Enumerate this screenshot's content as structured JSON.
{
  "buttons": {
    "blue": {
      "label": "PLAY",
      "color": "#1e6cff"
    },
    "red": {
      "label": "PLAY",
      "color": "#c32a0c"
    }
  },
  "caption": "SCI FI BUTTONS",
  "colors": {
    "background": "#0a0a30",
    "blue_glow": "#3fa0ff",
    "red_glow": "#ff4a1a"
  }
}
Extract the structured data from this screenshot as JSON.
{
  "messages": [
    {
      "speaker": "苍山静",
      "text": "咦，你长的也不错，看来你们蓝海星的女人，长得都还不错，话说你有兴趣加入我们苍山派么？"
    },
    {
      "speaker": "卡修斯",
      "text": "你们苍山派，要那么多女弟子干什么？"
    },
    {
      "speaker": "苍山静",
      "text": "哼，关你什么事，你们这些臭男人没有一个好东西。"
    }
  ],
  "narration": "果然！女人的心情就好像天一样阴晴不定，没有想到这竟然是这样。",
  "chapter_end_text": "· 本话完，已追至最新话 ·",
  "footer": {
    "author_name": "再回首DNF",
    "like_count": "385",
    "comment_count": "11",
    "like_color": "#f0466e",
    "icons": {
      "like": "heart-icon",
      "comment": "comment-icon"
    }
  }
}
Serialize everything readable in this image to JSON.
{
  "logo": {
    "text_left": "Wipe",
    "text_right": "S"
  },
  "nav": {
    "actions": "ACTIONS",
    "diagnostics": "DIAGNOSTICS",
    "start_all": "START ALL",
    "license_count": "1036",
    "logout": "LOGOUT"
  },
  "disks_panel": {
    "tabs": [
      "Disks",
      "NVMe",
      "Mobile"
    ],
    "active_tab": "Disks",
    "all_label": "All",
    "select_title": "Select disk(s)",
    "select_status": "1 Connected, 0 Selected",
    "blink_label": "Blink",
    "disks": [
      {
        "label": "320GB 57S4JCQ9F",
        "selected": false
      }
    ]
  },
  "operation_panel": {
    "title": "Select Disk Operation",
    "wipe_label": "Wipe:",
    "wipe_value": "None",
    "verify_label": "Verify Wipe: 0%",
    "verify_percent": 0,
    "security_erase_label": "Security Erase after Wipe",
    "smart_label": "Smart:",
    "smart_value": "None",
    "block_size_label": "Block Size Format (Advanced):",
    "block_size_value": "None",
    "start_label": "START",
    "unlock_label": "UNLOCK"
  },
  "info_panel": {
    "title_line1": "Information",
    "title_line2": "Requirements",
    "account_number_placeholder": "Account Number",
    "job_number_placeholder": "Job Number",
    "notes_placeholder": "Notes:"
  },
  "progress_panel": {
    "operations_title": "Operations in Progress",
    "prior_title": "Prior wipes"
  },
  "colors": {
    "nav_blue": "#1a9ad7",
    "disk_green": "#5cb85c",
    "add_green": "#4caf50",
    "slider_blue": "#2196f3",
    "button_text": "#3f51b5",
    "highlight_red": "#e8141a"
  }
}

____________________

**Exercise aim**. Output every record above exactly as it appears.

**Reply to the exercise**.
Enumerate this screenshot's content as structured JSON.
{
  "buttons": {
    "blue": {
      "label": "PLAY",
      "color": "#1e6cff"
    },
    "red": {
      "label": "PLAY",
      "color": "#c32a0c"
    }
  },
  "caption": "SCI FI BUTTONS",
  "colors": {
    "background": "#0a0a30",
    "blue_glow": "#3fa0ff",
    "red_glow": "#ff4a1a"
  }
}
Extract the structured data from this screenshot as JSON.
{
  "messages": [
    {
      "speaker": "苍山静",
      "text": "咦，你长的也不错，看来你们蓝海星的女人，长得都还不错，话说你有兴趣加入我们苍山派么？"
    },
    {
      "speaker": "卡修斯",
      "text": "你们苍山派，要那么多女弟子干什么？"
    },
    {
      "speaker": "苍山静",
      "text": "哼，关你什么事，你们这些臭男人没有一个好东西。"
    }
  ],
  "narration": "果然！女人的心情就好像天一样阴晴不定，没有想到这竟然是这样。",
  "chapter_end_text": "· 本话完，已追至最新话 ·",
  "footer": {
    "author_name": "再回首DNF",
    "like_count": "385",
    "comment_count": "11",
    "like_color": "#f0466e",
    "icons": {
      "like": "heart-icon",
      "comment": "comment-icon"
    }
  }
}
Serialize everything readable in this image to JSON.
{
  "logo": {
    "text_left": "Wipe",
    "text_right": "S"
  },
  "nav": {
    "actions": "ACTIONS",
    "diagnostics": "DIAGNOSTICS",
    "start_all": "START ALL",
    "license_count": "1036",
    "logout": "LOGOUT"
  },
  "disks_panel": {
    "tabs": [
      "Disks",
      "NVMe",
      "Mobile"
    ],
    "active_tab": "Disks",
    "all_label": "All",
    "select_title": "Select disk(s)",
    "select_status": "1 Connected, 0 Selected",
    "blink_label": "Blink",
    "disks": [
      {
        "label": "320GB 57S4JCQ9F",
        "selected": false
      }
    ]
  },
  "operation_panel": {
    "title": "Select Disk Operation",
    "wipe_label": "Wipe:",
    "wipe_value": "None",
    "verify_label": "Verify Wipe: 0%",
    "verify_percent": 0,
    "security_erase_label": "Security Erase after Wipe",
    "smart_label": "Smart:",
    "smart_value": "None",
    "block_size_label": "Block Size Format (Advanced):",
    "block_size_value": "None",
    "start_label": "START",
    "unlock_label": "UNLOCK"
  },
  "info_panel": {
    "title_line1": "Information",
    "title_line2": "Requirements",
    "account_number_placeholder": "Account Number",
    "job_number_placeholder": "Job Number",
    "notes_placeholder": "Notes:"
  },
  "progress_panel": {
    "operations_title": "Operations in Progress",
    "prior_title": "Prior wipes"
  },
  "colors": {
    "nav_blue": "#1a9ad7",
    "disk_green": "#5cb85c",
    "add_green": "#4caf50",
    "slider_blue": "#2196f3",
    "button_text": "#3f51b5",
    "highlight_red": "#e8141a"
  }
}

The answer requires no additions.